--- YOUR OBJECTIVE ---
Report how many lines of the listing below include the word "image". Give nothing but the number.

--- EXTRACTED DATA ---
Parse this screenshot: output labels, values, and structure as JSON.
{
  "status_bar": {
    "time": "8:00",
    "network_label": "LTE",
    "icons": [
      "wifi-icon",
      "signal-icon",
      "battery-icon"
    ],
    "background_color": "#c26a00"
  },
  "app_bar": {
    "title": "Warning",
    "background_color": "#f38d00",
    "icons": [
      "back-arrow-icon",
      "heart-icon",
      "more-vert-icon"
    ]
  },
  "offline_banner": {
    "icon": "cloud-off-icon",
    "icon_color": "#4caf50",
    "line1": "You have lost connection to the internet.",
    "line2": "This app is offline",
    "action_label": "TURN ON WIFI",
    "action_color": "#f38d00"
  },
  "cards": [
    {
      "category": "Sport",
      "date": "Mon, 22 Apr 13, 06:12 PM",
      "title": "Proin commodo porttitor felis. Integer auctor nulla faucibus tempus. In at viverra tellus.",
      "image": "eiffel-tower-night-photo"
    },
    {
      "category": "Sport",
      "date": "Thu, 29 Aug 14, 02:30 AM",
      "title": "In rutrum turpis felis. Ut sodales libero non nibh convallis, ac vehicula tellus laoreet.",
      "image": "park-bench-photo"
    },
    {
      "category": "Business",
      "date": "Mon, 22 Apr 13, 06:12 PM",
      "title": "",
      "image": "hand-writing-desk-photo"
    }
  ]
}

...

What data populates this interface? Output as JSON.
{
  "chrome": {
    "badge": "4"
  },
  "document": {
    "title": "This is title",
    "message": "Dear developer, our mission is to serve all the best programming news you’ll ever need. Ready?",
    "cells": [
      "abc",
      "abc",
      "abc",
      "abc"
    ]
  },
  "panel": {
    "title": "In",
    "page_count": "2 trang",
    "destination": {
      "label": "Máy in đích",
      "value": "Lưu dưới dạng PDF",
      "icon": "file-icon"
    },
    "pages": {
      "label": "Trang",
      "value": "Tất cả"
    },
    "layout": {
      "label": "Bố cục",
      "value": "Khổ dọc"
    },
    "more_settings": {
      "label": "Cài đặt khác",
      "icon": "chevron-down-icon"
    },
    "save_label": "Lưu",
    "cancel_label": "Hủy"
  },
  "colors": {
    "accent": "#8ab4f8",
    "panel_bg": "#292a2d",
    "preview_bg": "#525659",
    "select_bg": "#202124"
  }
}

--- IN RESPONSE ---
3